[SOURCE PASSAGE start]

Admit there be two Places both in the Latitude of 51 deg. 22 min. and their Difference of Longitude be 52 deg. 55 min.
1. To find the nearest Distance of those two Places.
2. The Direct Position of the one Place from the other.
TAke off the Line of Chords the Latitude of the Place 51 deg. 22 min. and lay from AE to X, and from Q to C; and take of the ½ Tangents the same Latitude, and lay from K to O; and through these three Points draw the Parallel of Latitude XOC; the Difference of Longitude laid from Q to L, draw the Meridian Circle NLS, the second Place is at R, and first at C the Meridian-circle cuts at R: Therefore draw the Circle from C through R to B, and measure HI on the ½ Tan∣gents, and you will find it 68 deg. 46 min. for the Angle of Direct Position HCI. Now from the ½ Tangents take 68 deg. 46 min. and lay it from the Center K to E, and from E draw through the Point of Intersection at R the prickt Line ERF; and because it cuts the Line in F, therefore measure CF on the Line of Chords, and you will find it 32 deg. 18 min. for the true Great Circles Distance, which is 646 Leagues, or 1938 Miles.
In the Seventh Problem of sailing by Mercator's Chart, yo may see there was re∣quired the Distance of these two Places measured in the Parallel, and found to be 660 5/10: but here is required the nearest Distance in the Arch of a Great Circle: Work thus by the Tables.
For the Distance,
| As the Radius, Is to the Sine Comple of the Lat. 38 d. 38 m. RN | 979541 |
| So is the Sine of the Differ of Longitude 26 d. 27 m. RFN | 964876 |
| To the Sine of half the Distance 16 deg. 09 min. RF | 944417 |
Which doubled is 32 deg. 18 min. and this converted into Leagues and Miles, as be∣fore, is 646 Leagues, and 1938 Miles, the nearest Distance, and less than the Di∣stance measured in a Parallel by Miles 42.

[SOURCE PASSAGE end]
[RECORD SET start]

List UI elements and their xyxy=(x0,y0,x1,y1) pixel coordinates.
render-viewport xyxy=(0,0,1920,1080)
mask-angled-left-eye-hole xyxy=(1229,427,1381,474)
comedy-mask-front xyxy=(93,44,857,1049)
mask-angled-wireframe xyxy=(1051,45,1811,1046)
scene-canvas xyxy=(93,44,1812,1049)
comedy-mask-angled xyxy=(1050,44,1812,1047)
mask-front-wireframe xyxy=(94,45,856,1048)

[RECORD SET end]

**EXERCISE TASKS:**
a. Repeat the navigation passage starting with "In the Seventh" and going on through "by the Tables.".
b. Condense the paragraph of the navigation passage that begins "In the Seventh Problem of sailing by Mercator's Chart" into a shorter version that keeps its main facts.
c. According to the navigation passage, by how many miles is the nearest distance less than the distance measured in a parallel?

**RESPONSES BY TASK:**
a.
In the Seventh Problem of sailing by Mercator's Chart, yo may see there was re∣quired the Distance of these two Places measured in the Parallel, and found to be 660 5/10: but here is required the nearest Distance in the Arch of a Great Circle: Work thus by the Tables.

b. The Seventh Problem of sailing by Mercator's Chart asked for the distance between these two places measured in the parallel, which came to 660 5/10. This problem instead asks for the nearest distance along the arch of a great circle, worked out with the tables.

c. By 42 miles.